>> START

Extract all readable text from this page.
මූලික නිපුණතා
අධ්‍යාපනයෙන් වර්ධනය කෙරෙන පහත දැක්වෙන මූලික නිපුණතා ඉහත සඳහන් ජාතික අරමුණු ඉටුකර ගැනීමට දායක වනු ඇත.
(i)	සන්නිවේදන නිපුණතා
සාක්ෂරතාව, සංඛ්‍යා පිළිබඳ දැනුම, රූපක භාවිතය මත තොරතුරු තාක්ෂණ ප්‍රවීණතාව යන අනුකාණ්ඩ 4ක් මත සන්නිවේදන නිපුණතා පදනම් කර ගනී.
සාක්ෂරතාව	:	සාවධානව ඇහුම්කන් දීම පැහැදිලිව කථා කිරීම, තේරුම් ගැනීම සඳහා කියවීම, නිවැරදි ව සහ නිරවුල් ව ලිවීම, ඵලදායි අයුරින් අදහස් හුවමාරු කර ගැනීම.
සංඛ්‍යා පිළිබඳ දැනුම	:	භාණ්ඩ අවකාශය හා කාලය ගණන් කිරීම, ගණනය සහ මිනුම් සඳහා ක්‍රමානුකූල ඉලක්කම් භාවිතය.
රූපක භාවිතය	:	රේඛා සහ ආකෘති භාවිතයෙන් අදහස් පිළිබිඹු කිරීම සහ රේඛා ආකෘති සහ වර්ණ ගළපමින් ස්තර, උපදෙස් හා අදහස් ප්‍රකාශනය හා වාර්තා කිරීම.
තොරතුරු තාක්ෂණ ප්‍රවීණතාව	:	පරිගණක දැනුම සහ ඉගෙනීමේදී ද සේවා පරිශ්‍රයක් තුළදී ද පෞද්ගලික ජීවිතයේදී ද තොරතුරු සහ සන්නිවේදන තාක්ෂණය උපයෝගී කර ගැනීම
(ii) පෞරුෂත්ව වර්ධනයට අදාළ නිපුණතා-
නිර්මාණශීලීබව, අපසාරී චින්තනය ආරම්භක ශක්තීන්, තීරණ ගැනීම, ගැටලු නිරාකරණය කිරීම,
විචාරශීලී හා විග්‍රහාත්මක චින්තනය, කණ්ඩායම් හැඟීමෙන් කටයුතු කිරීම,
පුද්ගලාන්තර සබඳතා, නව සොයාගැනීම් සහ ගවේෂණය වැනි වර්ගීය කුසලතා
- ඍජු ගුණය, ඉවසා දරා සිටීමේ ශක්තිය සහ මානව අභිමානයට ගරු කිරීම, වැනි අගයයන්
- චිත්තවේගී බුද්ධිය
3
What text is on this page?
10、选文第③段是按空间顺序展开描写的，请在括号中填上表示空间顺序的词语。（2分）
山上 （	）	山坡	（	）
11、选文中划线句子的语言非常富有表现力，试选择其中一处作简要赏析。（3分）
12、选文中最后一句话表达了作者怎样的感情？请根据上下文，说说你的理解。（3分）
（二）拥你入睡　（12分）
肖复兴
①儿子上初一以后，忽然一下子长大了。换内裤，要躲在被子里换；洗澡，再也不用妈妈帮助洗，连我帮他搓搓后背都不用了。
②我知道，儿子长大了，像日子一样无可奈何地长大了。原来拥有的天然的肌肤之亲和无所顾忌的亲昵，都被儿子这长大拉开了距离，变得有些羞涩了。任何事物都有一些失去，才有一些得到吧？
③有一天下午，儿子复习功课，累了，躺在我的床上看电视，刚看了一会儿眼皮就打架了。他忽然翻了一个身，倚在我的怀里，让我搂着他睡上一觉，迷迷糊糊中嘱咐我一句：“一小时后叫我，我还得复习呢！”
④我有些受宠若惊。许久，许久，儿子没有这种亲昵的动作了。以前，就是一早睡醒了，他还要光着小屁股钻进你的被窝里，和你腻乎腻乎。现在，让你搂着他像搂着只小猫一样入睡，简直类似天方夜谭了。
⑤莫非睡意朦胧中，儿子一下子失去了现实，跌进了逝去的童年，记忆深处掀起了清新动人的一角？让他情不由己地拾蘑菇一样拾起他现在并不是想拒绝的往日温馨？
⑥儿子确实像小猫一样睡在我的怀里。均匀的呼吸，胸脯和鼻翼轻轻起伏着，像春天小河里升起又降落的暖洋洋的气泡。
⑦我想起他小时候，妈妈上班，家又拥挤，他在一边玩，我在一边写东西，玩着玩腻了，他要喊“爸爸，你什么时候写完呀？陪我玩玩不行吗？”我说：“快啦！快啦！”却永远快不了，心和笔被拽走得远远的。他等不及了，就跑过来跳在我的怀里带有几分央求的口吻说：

>> END

The task → Reproduce the data, keeping every line exactly the same.

The reply →
Extract all readable text from this page.
මූලික නිපුණතා
අධ්‍යාපනයෙන් වර්ධනය කෙරෙන පහත දැක්වෙන මූලික නිපුණතා ඉහත සඳහන් ජාතික අරමුණු ඉටුකර ගැනීමට දායක වනු ඇත.
(i)	සන්නිවේදන නිපුණතා
සාක්ෂරතාව, සංඛ්‍යා පිළිබඳ දැනුම, රූපක භාවිතය මත තොරතුරු තාක්ෂණ ප්‍රවීණතාව යන අනුකාණ්ඩ 4ක් මත සන්නිවේදන නිපුණතා පදනම් කර ගනී.
සාක්ෂරතාව	:	සාවධානව ඇහුම්කන් දීම පැහැදිලිව කථා කිරීම, තේරුම් ගැනීම සඳහා කියවීම, නිවැරදි ව සහ නිරවුල් ව ලිවීම, ඵලදායි අයුරින් අදහස් හුවමාරු කර ගැනීම.
සංඛ්‍යා පිළිබඳ දැනුම	:	භාණ්ඩ අවකාශය හා කාලය ගණන් කිරීම, ගණනය සහ මිනුම් සඳහා ක්‍රමානුකූල ඉලක්කම් භාවිතය.
රූපක භාවිතය	:	රේඛා සහ ආකෘති භාවිතයෙන් අදහස් පිළිබිඹු කිරීම සහ රේඛා ආකෘති සහ වර්ණ ගළපමින් ස්තර, උපදෙස් හා අදහස් ප්‍රකාශනය හා වාර්තා කිරීම.
තොරතුරු තාක්ෂණ ප්‍රවීණතාව	:	පරිගණක දැනුම සහ ඉගෙනීමේදී ද සේවා පරිශ්‍රයක් තුළදී ද පෞද්ගලික ජීවිතයේදී ද තොරතුරු සහ සන්නිවේදන තාක්ෂණය උපයෝගී කර ගැනීම
(ii) පෞරුෂත්ව වර්ධනයට අදාළ නිපුණතා-
නිර්මාණශීලීබව, අපසාරී චින්තනය ආරම්භක ශක්තීන්, තීරණ ගැනීම, ගැටලු නිරාකරණය කිරීම,
විචාරශීලී හා විග්‍රහාත්මක චින්තනය, කණ්ඩායම් හැඟීමෙන් කටයුතු කිරීම,
පුද්ගලාන්තර සබඳතා, නව සොයාගැනීම් සහ ගවේෂණය වැනි වර්ගීය කුසලතා
- ඍජු ගුණය, ඉවසා දරා සිටීමේ ශක්තිය සහ මානව අභිමානයට ගරු කිරීම, වැනි අගයයන්
- චිත්තවේගී බුද්ධිය
3
What text is on this page?
10、选文第③段是按空间顺序展开描写的，请在括号中填上表示空间顺序的词语。（2分）
山上 （	）	山坡	（	）
11、选文中划线句子的语言非常富有表现力，试选择其中一处作简要赏析。（3分）
12、选文中最后一句话表达了作者怎样的感情？请根据上下文，说说你的理解。（3分）
（二）拥你入睡　（12分）
肖复兴
①儿子上初一以后，忽然一下子长大了。换内裤，要躲在被子里换；洗澡，再也不用妈妈帮助洗，连我帮他搓搓后背都不用了。
②我知道，儿子长大了，像日子一样无可奈何地长大了。原来拥有的天然的肌肤之亲和无所顾忌的亲昵，都被儿子这长大拉开了距离，变得有些羞涩了。任何事物都有一些失去，才有一些得到吧？
③有一天下午，儿子复习功课，累了，躺在我的床上看电视，刚看了一会儿眼皮就打架了。他忽然翻了一个身，倚在我的怀里，让我搂着他睡上一觉，迷迷糊糊中嘱咐我一句：“一小时后叫我，我还得复习呢！”
④我有些受宠若惊。许久，许久，儿子没有这种亲昵的动作了。以前，就是一早睡醒了，他还要光着小屁股钻进你的被窝里，和你腻乎腻乎。现在，让你搂着他像搂着只小猫一样入睡，简直类似天方夜谭了。
⑤莫非睡意朦胧中，儿子一下子失去了现实，跌进了逝去的童年，记忆深处掀起了清新动人的一角？让他情不由己地拾蘑菇一样拾起他现在并不是想拒绝的往日温馨？
⑥儿子确实像小猫一样睡在我的怀里。均匀的呼吸，胸脯和鼻翼轻轻起伏着，像春天小河里升起又降落的暖洋洋的气泡。
⑦我想起他小时候，妈妈上班，家又拥挤，他在一边玩，我在一边写东西，玩着玩腻了，他要喊“爸爸，你什么时候写完呀？陪我玩玩不行吗？”我说：“快啦！快啦！”却永远快不了，心和笔被拽走得远远的。他等不及了，就跑过来跳在我的怀里带有几分央求的口吻说：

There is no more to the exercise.